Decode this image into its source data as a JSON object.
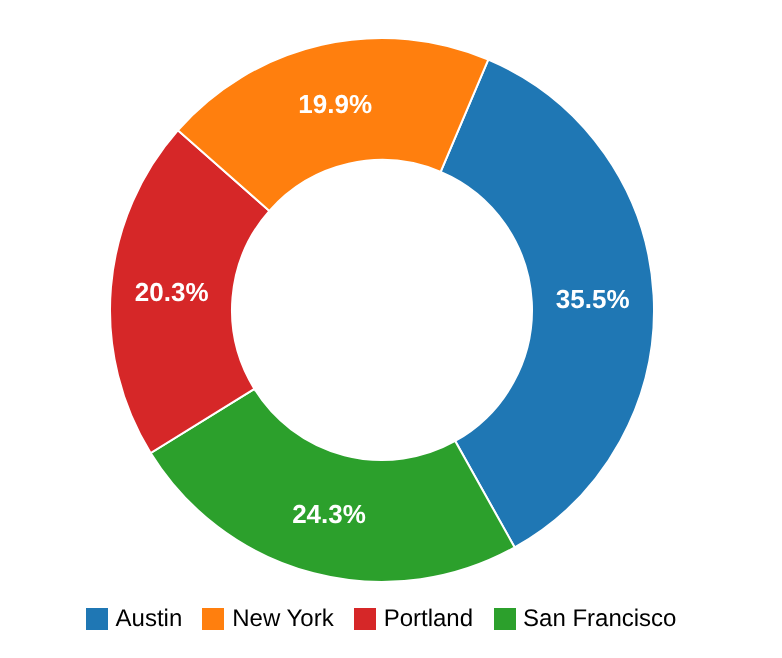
{
  "chart_data": {
    "type": "donut",
    "categories": [
      "Austin",
      "San Francisco",
      "Portland",
      "New York"
    ],
    "values": [
      35.5,
      24.3,
      20.3,
      19.9
    ],
    "colors": [
      "#1f77b4",
      "#2ca02c",
      "#d62728",
      "#ff7f0e"
    ],
    "value_labels": [
      "35.5%",
      "24.3%",
      "20.3%",
      "19.9%"
    ],
    "legend": "bottom"
  }
}
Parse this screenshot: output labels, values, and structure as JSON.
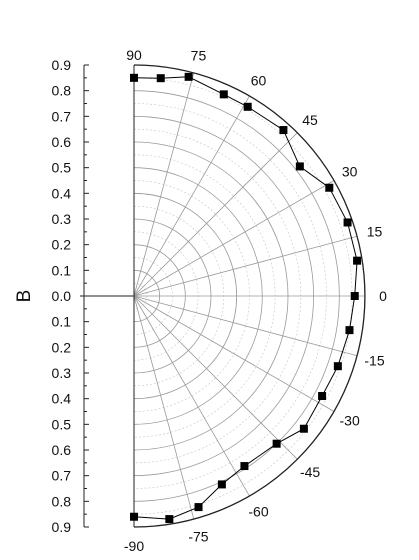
{
  "chart_data": {
    "type": "polar-scatter-line",
    "title": "",
    "ylabel": "B",
    "radial_axis": {
      "range": [
        0,
        0.9
      ],
      "tick_labels": [
        "0.9",
        "0.8",
        "0.7",
        "0.6",
        "0.5",
        "0.4",
        "0.3",
        "0.2",
        "0.1",
        "0.0"
      ],
      "minor_gridlines": true
    },
    "angular_axis": {
      "range": [
        -90,
        90
      ],
      "unit": "degrees",
      "tick_labels": [
        "90",
        "75",
        "60",
        "45",
        "30",
        "15",
        "0",
        "-15",
        "-30",
        "-45",
        "-60",
        "-75",
        "-90"
      ]
    },
    "grid": true,
    "series": [
      {
        "marker": "square",
        "line": true,
        "points": [
          {
            "angle": 90,
            "r": 0.85
          },
          {
            "angle": 83,
            "r": 0.855
          },
          {
            "angle": 76,
            "r": 0.88
          },
          {
            "angle": 66,
            "r": 0.86
          },
          {
            "angle": 59,
            "r": 0.86
          },
          {
            "angle": 48,
            "r": 0.87
          },
          {
            "angle": 38,
            "r": 0.82
          },
          {
            "angle": 29,
            "r": 0.87
          },
          {
            "angle": 19,
            "r": 0.88
          },
          {
            "angle": 9,
            "r": 0.88
          },
          {
            "angle": 0,
            "r": 0.86
          },
          {
            "angle": -9,
            "r": 0.85
          },
          {
            "angle": -19,
            "r": 0.84
          },
          {
            "angle": -28,
            "r": 0.83
          },
          {
            "angle": -38,
            "r": 0.84
          },
          {
            "angle": -46,
            "r": 0.8
          },
          {
            "angle": -57,
            "r": 0.79
          },
          {
            "angle": -65,
            "r": 0.81
          },
          {
            "angle": -73,
            "r": 0.86
          },
          {
            "angle": -81,
            "r": 0.88
          },
          {
            "angle": -90,
            "r": 0.86
          }
        ]
      }
    ]
  }
}
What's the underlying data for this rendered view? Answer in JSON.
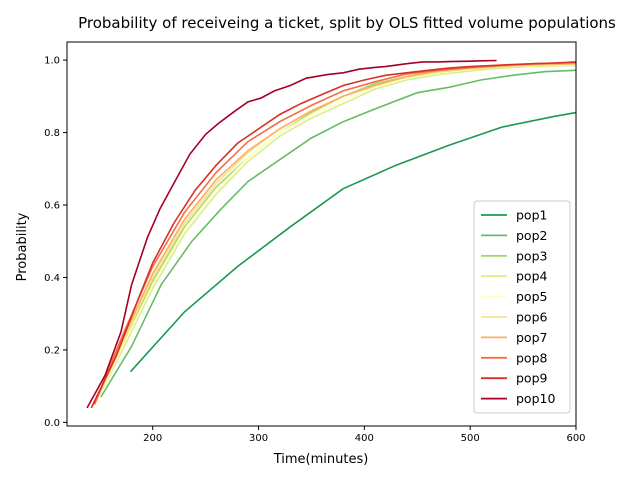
{
  "chart_data": {
    "type": "line",
    "title": "Probability of receiveing a ticket, split by OLS fitted volume populations",
    "xlabel": "Time(minutes)",
    "ylabel": "Probability",
    "xlim": [
      119,
      600
    ],
    "ylim": [
      -0.01,
      1.05
    ],
    "xticks": [
      200,
      300,
      400,
      500,
      600
    ],
    "yticks": [
      0.0,
      0.2,
      0.4,
      0.6,
      0.8,
      1.0
    ],
    "xtick_labels": [
      "200",
      "300",
      "400",
      "500",
      "600"
    ],
    "ytick_labels": [
      "0.0",
      "0.2",
      "0.4",
      "0.6",
      "0.8",
      "1.0"
    ],
    "grid": false,
    "legend_position": "lower right",
    "series": [
      {
        "name": "pop1",
        "color": "#1a9850",
        "x": [
          179,
          230,
          280,
          330,
          380,
          430,
          480,
          530,
          580,
          600
        ],
        "y": [
          0.14,
          0.305,
          0.43,
          0.54,
          0.645,
          0.71,
          0.765,
          0.815,
          0.845,
          0.855
        ]
      },
      {
        "name": "pop2",
        "color": "#66bd63",
        "x": [
          151,
          180,
          208,
          237,
          265,
          290,
          320,
          350,
          380,
          410,
          450,
          480,
          510,
          540,
          570,
          600
        ],
        "y": [
          0.07,
          0.21,
          0.38,
          0.5,
          0.59,
          0.665,
          0.725,
          0.785,
          0.83,
          0.865,
          0.91,
          0.925,
          0.945,
          0.958,
          0.968,
          0.972
        ]
      },
      {
        "name": "pop3",
        "color": "#a6d96a",
        "x": [
          145,
          170,
          200,
          230,
          260,
          290,
          320,
          350,
          380,
          410,
          440,
          470,
          500,
          530,
          560,
          600
        ],
        "y": [
          0.05,
          0.2,
          0.39,
          0.54,
          0.65,
          0.73,
          0.8,
          0.855,
          0.9,
          0.935,
          0.955,
          0.97,
          0.975,
          0.98,
          0.985,
          0.988
        ]
      },
      {
        "name": "pop4",
        "color": "#d9ef8b",
        "x": [
          145,
          170,
          200,
          230,
          260,
          290,
          320,
          350,
          380,
          410,
          440,
          470,
          500,
          530,
          560,
          600
        ],
        "y": [
          0.05,
          0.19,
          0.37,
          0.52,
          0.63,
          0.72,
          0.79,
          0.84,
          0.88,
          0.92,
          0.945,
          0.96,
          0.97,
          0.978,
          0.983,
          0.985
        ]
      },
      {
        "name": "pop5",
        "color": "#ffffbf",
        "x": [
          145,
          170,
          200,
          230,
          260,
          290,
          320,
          350,
          380,
          410,
          440,
          470,
          500,
          530,
          560,
          600
        ],
        "y": [
          0.05,
          0.2,
          0.38,
          0.53,
          0.64,
          0.73,
          0.8,
          0.85,
          0.89,
          0.925,
          0.95,
          0.965,
          0.975,
          0.982,
          0.986,
          0.988
        ]
      },
      {
        "name": "pop6",
        "color": "#fee08b",
        "x": [
          145,
          170,
          200,
          230,
          260,
          290,
          320,
          350,
          380,
          410,
          440,
          470,
          500,
          530,
          560,
          600
        ],
        "y": [
          0.05,
          0.21,
          0.4,
          0.55,
          0.66,
          0.745,
          0.81,
          0.86,
          0.9,
          0.93,
          0.953,
          0.967,
          0.976,
          0.982,
          0.986,
          0.99
        ]
      },
      {
        "name": "pop7",
        "color": "#fdae61",
        "x": [
          145,
          170,
          200,
          230,
          260,
          290,
          320,
          350,
          380,
          410,
          440,
          470,
          500,
          530,
          560,
          600
        ],
        "y": [
          0.05,
          0.22,
          0.41,
          0.56,
          0.67,
          0.75,
          0.81,
          0.86,
          0.9,
          0.93,
          0.955,
          0.97,
          0.978,
          0.984,
          0.988,
          0.99
        ]
      },
      {
        "name": "pop8",
        "color": "#f46d43",
        "x": [
          145,
          170,
          200,
          230,
          260,
          290,
          320,
          350,
          380,
          410,
          440,
          470,
          500,
          530,
          560,
          600
        ],
        "y": [
          0.05,
          0.23,
          0.43,
          0.58,
          0.69,
          0.775,
          0.83,
          0.875,
          0.915,
          0.94,
          0.962,
          0.972,
          0.98,
          0.985,
          0.99,
          0.993
        ]
      },
      {
        "name": "pop9",
        "color": "#d73027",
        "x": [
          142,
          165,
          185,
          200,
          220,
          240,
          260,
          280,
          300,
          320,
          340,
          360,
          380,
          400,
          420,
          440,
          460,
          480,
          500,
          520,
          540,
          560,
          580,
          600
        ],
        "y": [
          0.04,
          0.18,
          0.33,
          0.44,
          0.55,
          0.64,
          0.71,
          0.77,
          0.81,
          0.85,
          0.88,
          0.905,
          0.93,
          0.945,
          0.958,
          0.965,
          0.972,
          0.978,
          0.982,
          0.985,
          0.988,
          0.99,
          0.992,
          0.995
        ]
      },
      {
        "name": "pop10",
        "color": "#a50026",
        "x": [
          138,
          155,
          170,
          180,
          195,
          207,
          220,
          235,
          250,
          262,
          278,
          290,
          302,
          315,
          330,
          345,
          365,
          380,
          395,
          410,
          420,
          440,
          455,
          470,
          480,
          500,
          510,
          525
        ],
        "y": [
          0.04,
          0.13,
          0.25,
          0.38,
          0.51,
          0.59,
          0.66,
          0.74,
          0.795,
          0.825,
          0.86,
          0.885,
          0.895,
          0.915,
          0.93,
          0.95,
          0.96,
          0.965,
          0.975,
          0.98,
          0.982,
          0.99,
          0.995,
          0.995,
          0.996,
          0.997,
          0.998,
          0.999
        ]
      }
    ]
  }
}
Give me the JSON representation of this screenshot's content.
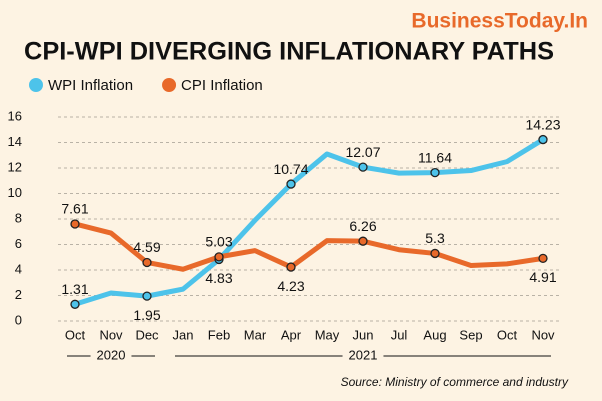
{
  "chart_data": {
    "type": "line",
    "brand": "BusinessToday.In",
    "title": "CPI-WPI DIVERGING INFLATIONARY PATHS",
    "source": "Source: Ministry of commerce and industry",
    "categories": [
      "Oct",
      "Nov",
      "Dec",
      "Jan",
      "Feb",
      "Mar",
      "Apr",
      "May",
      "Jun",
      "Jul",
      "Aug",
      "Sep",
      "Oct",
      "Nov"
    ],
    "groups": [
      {
        "label": "2020",
        "span": 3
      },
      {
        "label": "2021",
        "span": 11
      }
    ],
    "series": [
      {
        "name": "WPI Inflation",
        "color": "#4dc3ea",
        "values": [
          1.31,
          2.2,
          1.95,
          2.5,
          4.83,
          7.9,
          10.74,
          13.1,
          12.07,
          11.6,
          11.64,
          11.8,
          12.5,
          14.23
        ],
        "value_labels": [
          "1.31",
          null,
          "1.95",
          null,
          "4.83",
          null,
          "10.74",
          null,
          "12.07",
          null,
          "11.64",
          null,
          null,
          "14.23"
        ]
      },
      {
        "name": "CPI Inflation",
        "color": "#e8692a",
        "values": [
          7.61,
          6.9,
          4.59,
          4.06,
          5.03,
          5.52,
          4.23,
          6.3,
          6.26,
          5.59,
          5.3,
          4.35,
          4.48,
          4.91
        ],
        "value_labels": [
          "7.61",
          null,
          "4.59",
          null,
          "5.03",
          null,
          "4.23",
          null,
          "6.26",
          null,
          "5.3",
          null,
          null,
          "4.91"
        ]
      }
    ],
    "ylim": [
      0,
      16
    ],
    "yticks": [
      0,
      2,
      4,
      6,
      8,
      10,
      12,
      14,
      16
    ],
    "grid": true
  }
}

_ _ _

Using the records above, copy each line that contains "JSON".

- _SOLUTION FOR THIS PROBLEM_
Decode this image into its source data as a JSON object.
Parse this screenshot: output labels, values, and structure as JSON.
What's the underlying data for this rendered view? Answer in JSON.
Give me the JSON representation of this screenshot's content.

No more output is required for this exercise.